▶ **Problem details**
Every line with the word "Waltz" in it should be extracted from the data that follows.

****************************************

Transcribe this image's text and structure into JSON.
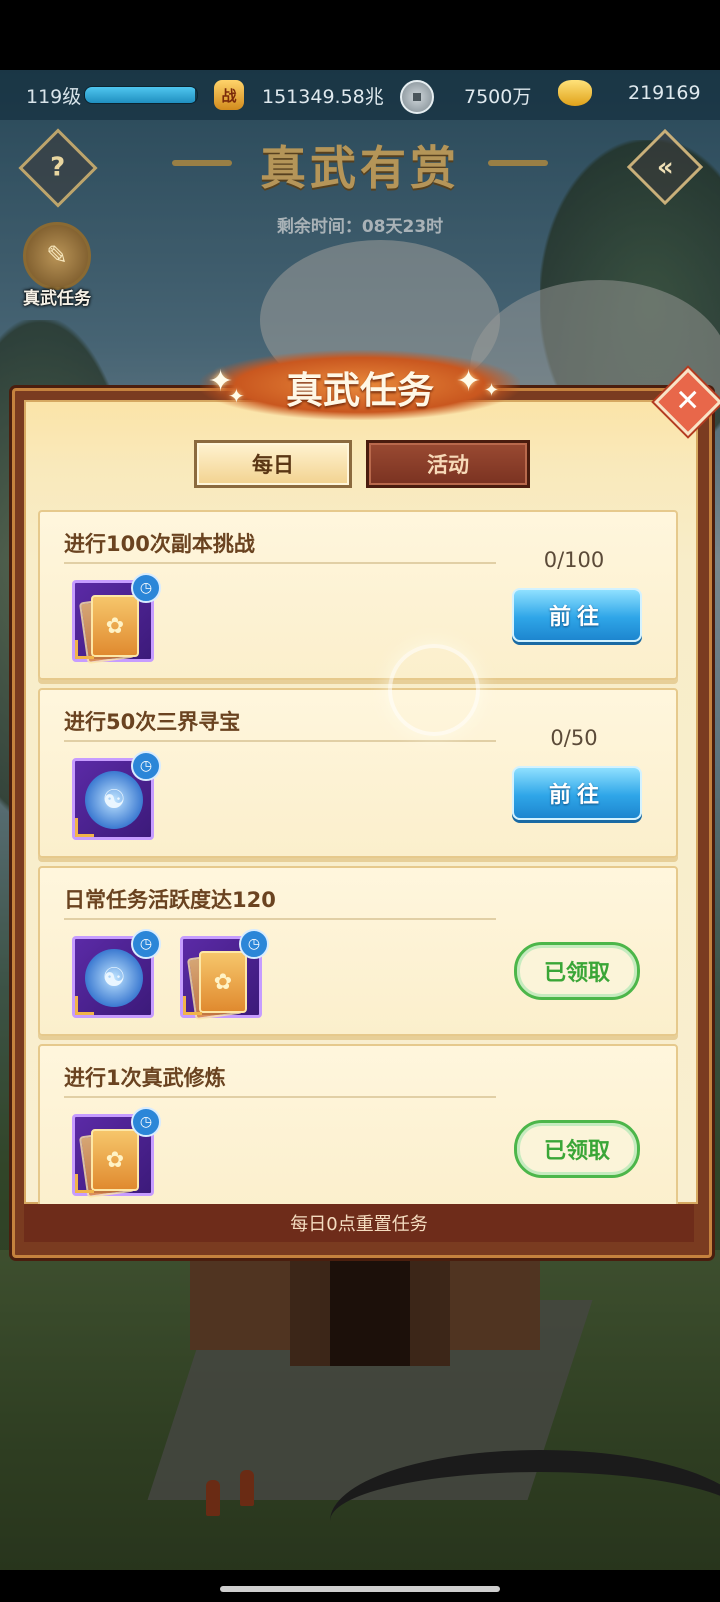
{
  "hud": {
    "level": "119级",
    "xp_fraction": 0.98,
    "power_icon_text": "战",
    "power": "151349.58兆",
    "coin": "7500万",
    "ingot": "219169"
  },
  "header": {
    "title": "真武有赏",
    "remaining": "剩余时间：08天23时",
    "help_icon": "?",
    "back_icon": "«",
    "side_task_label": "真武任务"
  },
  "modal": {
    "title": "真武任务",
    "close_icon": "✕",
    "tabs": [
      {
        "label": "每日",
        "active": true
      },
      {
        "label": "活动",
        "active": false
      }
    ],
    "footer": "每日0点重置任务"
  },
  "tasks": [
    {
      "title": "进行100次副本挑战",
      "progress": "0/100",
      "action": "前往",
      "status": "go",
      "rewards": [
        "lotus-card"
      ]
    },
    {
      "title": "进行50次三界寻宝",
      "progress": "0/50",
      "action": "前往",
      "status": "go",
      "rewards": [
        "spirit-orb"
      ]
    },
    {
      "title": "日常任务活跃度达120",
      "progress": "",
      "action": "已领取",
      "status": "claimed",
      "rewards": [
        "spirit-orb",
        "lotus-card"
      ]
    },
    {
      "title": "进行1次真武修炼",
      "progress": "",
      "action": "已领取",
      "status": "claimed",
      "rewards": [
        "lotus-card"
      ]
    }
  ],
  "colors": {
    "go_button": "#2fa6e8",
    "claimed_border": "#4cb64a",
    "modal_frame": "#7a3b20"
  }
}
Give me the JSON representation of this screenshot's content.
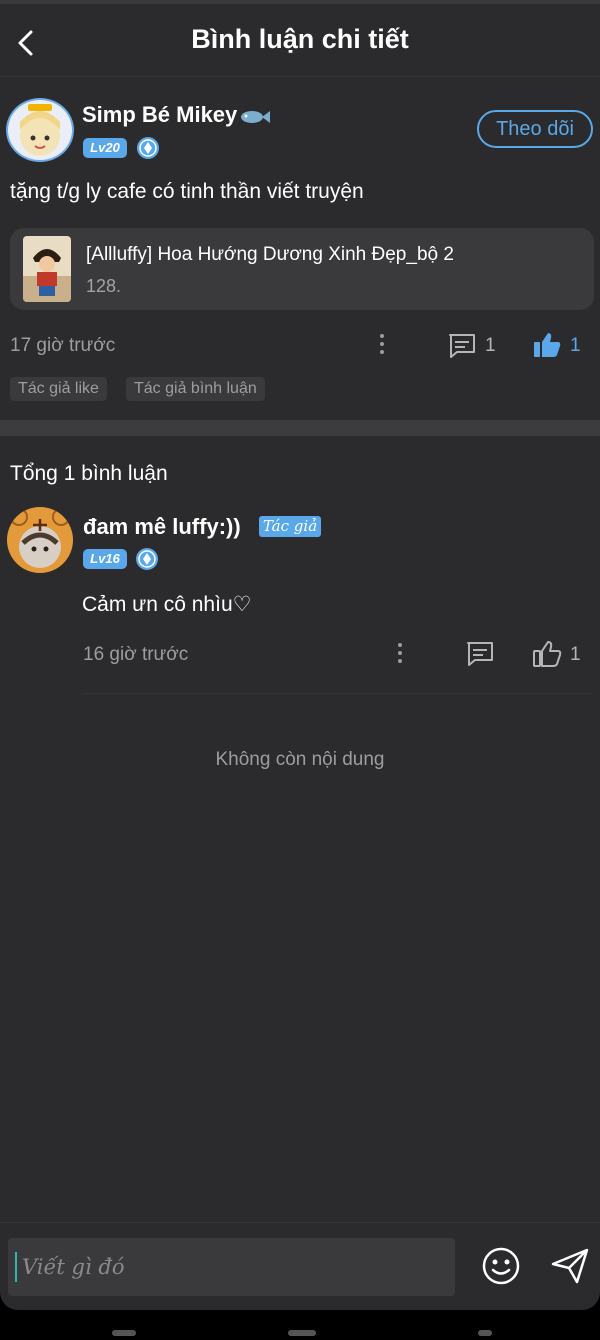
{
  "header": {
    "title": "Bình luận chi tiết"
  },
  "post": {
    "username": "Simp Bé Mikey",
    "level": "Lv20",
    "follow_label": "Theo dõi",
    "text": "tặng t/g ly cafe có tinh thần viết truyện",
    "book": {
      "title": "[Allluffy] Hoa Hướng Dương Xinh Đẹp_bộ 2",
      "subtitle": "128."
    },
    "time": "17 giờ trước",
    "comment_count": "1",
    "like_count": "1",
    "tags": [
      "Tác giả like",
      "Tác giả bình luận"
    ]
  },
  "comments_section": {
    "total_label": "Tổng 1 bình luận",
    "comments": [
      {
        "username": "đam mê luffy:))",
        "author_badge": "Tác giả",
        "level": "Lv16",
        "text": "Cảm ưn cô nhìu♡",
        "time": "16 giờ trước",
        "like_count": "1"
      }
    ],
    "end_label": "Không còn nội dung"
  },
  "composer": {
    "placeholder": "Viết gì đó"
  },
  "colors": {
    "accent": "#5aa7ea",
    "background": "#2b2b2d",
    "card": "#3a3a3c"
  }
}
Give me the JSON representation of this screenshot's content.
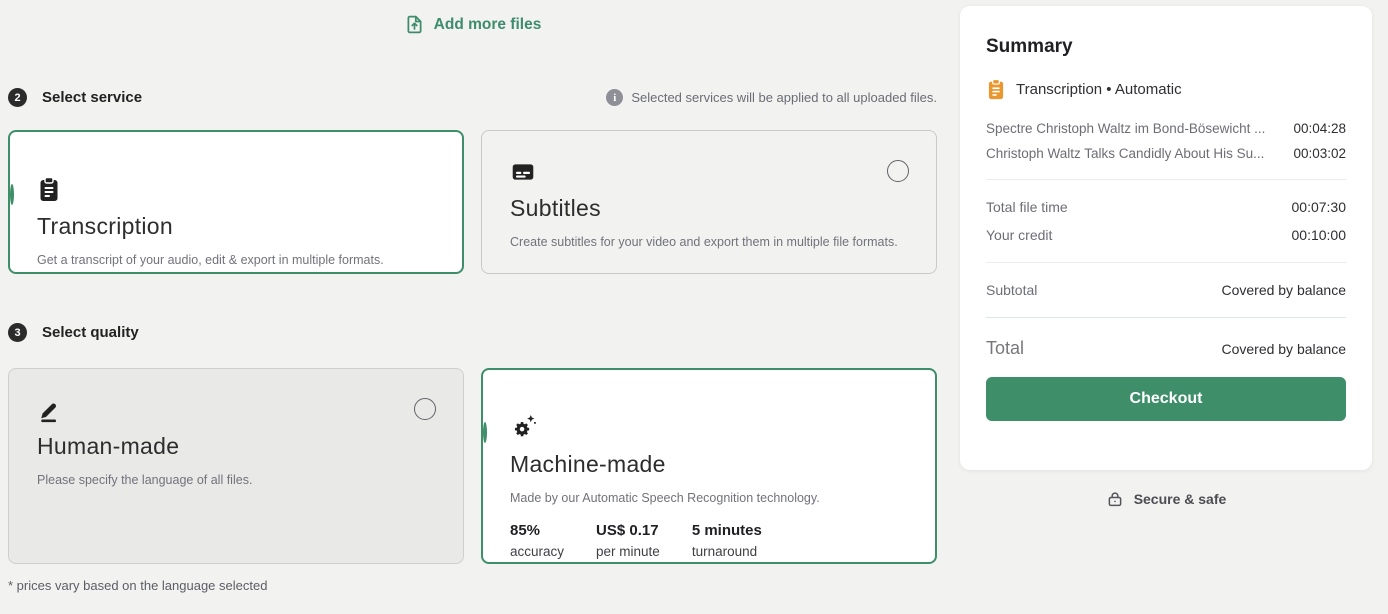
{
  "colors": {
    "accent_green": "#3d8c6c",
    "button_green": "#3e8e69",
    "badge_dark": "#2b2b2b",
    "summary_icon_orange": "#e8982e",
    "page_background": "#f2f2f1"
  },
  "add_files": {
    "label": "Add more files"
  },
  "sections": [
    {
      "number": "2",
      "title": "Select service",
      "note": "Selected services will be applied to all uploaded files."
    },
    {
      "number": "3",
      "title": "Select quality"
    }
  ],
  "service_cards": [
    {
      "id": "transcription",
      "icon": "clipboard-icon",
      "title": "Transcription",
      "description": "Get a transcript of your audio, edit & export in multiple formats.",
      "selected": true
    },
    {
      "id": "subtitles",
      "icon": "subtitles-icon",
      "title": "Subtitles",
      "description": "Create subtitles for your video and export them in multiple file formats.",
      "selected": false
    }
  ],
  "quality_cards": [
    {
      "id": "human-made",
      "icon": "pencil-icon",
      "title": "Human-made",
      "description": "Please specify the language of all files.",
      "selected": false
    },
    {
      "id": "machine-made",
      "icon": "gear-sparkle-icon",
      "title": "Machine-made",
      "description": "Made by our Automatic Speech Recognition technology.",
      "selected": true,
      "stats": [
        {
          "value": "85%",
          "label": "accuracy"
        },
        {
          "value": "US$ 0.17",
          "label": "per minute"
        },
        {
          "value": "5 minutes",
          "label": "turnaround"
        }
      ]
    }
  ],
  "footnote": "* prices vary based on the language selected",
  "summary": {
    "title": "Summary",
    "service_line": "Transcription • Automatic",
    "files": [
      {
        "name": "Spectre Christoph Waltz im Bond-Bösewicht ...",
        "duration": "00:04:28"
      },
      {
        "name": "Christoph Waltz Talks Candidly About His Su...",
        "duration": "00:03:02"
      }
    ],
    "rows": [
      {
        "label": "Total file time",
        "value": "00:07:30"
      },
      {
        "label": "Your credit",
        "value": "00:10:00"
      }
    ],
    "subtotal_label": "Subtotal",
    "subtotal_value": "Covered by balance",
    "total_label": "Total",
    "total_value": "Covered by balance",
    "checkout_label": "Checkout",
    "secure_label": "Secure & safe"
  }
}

****************************************

▶ **Expected answer**
        "name": "Spectre Christoph Waltz im Bond-Bösewicht ...",
        "name": "Christoph Waltz Talks Candidly About His Su...",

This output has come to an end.